To be done → Within the records that follow, find every line containing the string "существующих". Copy those lines.

--- Begin Input rows ---

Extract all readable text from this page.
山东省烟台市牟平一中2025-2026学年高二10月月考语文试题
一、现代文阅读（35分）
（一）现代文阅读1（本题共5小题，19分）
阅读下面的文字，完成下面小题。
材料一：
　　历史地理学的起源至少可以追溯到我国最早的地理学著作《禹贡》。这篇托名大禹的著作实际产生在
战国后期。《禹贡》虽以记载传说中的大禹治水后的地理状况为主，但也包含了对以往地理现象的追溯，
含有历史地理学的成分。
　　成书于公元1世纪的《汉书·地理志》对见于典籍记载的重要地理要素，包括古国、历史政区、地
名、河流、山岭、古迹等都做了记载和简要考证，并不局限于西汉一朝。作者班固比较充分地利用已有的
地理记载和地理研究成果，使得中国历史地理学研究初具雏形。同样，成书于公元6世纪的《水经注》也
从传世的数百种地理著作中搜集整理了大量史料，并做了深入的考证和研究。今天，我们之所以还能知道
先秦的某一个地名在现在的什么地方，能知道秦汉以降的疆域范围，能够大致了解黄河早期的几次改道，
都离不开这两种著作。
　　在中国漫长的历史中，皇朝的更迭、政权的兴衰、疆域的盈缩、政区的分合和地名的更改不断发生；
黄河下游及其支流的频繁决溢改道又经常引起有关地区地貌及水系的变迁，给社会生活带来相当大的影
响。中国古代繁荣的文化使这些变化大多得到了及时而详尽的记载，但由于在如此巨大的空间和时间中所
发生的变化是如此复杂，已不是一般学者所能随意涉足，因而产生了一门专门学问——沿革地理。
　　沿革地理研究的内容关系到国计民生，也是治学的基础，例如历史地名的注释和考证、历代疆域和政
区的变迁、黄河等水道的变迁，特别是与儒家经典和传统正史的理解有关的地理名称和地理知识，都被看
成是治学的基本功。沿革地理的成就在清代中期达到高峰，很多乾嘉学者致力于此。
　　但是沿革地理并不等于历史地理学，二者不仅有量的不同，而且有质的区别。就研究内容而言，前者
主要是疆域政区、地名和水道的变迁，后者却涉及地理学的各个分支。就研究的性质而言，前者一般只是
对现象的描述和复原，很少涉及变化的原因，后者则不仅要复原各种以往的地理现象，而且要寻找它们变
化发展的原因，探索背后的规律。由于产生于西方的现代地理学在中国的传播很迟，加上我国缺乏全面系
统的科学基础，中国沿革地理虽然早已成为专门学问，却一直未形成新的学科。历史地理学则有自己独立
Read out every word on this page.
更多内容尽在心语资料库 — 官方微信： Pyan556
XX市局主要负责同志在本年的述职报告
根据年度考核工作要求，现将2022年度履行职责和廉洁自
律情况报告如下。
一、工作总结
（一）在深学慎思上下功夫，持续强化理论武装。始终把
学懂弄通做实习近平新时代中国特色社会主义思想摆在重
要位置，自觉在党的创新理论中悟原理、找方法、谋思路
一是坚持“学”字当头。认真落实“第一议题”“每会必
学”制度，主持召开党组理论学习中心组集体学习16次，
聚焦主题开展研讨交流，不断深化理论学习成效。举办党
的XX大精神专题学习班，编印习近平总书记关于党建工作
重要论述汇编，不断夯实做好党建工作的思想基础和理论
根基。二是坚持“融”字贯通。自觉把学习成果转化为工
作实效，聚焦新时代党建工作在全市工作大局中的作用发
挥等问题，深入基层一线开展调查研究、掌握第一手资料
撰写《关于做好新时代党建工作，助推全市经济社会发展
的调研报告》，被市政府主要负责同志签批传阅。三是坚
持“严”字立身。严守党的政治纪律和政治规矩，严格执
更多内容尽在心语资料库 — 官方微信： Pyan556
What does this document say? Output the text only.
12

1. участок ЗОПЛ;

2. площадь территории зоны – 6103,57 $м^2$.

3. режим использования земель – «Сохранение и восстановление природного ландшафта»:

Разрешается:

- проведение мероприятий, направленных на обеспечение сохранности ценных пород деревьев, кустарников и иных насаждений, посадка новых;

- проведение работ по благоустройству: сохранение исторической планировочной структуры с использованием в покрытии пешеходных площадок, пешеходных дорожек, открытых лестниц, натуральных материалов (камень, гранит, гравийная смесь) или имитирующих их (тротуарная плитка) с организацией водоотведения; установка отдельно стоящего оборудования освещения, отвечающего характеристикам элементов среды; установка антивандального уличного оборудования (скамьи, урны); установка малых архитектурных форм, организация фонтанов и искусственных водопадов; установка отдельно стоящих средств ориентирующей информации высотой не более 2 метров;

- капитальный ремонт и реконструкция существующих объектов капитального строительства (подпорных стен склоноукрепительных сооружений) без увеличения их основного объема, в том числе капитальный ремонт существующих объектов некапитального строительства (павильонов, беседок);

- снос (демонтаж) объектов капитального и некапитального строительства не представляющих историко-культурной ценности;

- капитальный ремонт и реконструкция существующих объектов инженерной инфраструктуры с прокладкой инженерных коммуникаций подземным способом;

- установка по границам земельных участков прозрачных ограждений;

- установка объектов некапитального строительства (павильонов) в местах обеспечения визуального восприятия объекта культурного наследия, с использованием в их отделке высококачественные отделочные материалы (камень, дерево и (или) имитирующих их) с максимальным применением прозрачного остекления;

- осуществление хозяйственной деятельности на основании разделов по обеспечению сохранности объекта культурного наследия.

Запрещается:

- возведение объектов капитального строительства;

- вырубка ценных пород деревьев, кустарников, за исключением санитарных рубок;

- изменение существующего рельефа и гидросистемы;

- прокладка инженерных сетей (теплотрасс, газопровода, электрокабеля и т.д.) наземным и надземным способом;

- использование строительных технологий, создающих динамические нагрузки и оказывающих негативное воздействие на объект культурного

--- End Input rows ---

Final result →
- капитальный ремонт и реконструкция существующих объектов капитального строительства (подпорных стен склоноукрепительных сооружений) без увеличения их основного объема, в том числе капитальный ремонт существующих объектов некапитального строительства (павильонов, беседок);
- капитальный ремонт и реконструкция существующих объектов инженерной инфраструктуры с прокладкой инженерных коммуникаций подземным способом;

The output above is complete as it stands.